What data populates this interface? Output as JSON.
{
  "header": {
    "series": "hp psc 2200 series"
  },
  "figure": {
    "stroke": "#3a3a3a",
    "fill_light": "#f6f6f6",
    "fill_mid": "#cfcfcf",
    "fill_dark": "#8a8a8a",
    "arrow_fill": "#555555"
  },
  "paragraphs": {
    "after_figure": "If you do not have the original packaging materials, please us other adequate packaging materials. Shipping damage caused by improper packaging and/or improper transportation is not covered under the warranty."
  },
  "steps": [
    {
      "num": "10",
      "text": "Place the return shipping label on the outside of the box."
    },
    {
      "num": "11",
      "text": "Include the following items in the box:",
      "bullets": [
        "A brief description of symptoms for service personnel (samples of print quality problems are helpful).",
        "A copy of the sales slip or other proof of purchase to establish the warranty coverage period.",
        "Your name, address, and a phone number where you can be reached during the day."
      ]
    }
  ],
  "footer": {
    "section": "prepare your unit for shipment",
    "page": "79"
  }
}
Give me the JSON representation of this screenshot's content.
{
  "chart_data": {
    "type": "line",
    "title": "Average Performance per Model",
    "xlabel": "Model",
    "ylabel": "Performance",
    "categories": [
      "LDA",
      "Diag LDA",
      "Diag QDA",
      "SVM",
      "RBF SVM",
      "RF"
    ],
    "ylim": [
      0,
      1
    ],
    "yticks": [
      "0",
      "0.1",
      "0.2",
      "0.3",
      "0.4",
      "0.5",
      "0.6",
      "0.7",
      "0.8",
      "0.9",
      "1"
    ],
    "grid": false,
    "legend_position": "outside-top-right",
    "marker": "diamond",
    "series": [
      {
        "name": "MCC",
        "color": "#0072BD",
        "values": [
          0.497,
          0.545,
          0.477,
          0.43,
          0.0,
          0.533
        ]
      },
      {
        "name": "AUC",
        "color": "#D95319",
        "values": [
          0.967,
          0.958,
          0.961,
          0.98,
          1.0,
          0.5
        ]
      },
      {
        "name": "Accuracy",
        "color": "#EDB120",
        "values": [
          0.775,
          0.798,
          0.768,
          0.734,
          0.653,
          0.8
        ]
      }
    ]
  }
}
□ □ □
DO THIS — Your task is to gather all lines from the entries above that hold the word "warranty".

ANSWER IN FULL —
    "after_figure": "If you do not have the original packaging materials, please us other adequate packaging materials. Shipping damage caused by improper packaging and/or improper transportation is not covered under the warranty."
        "A copy of the sales slip or other proof of purchase to establish the warranty coverage period.",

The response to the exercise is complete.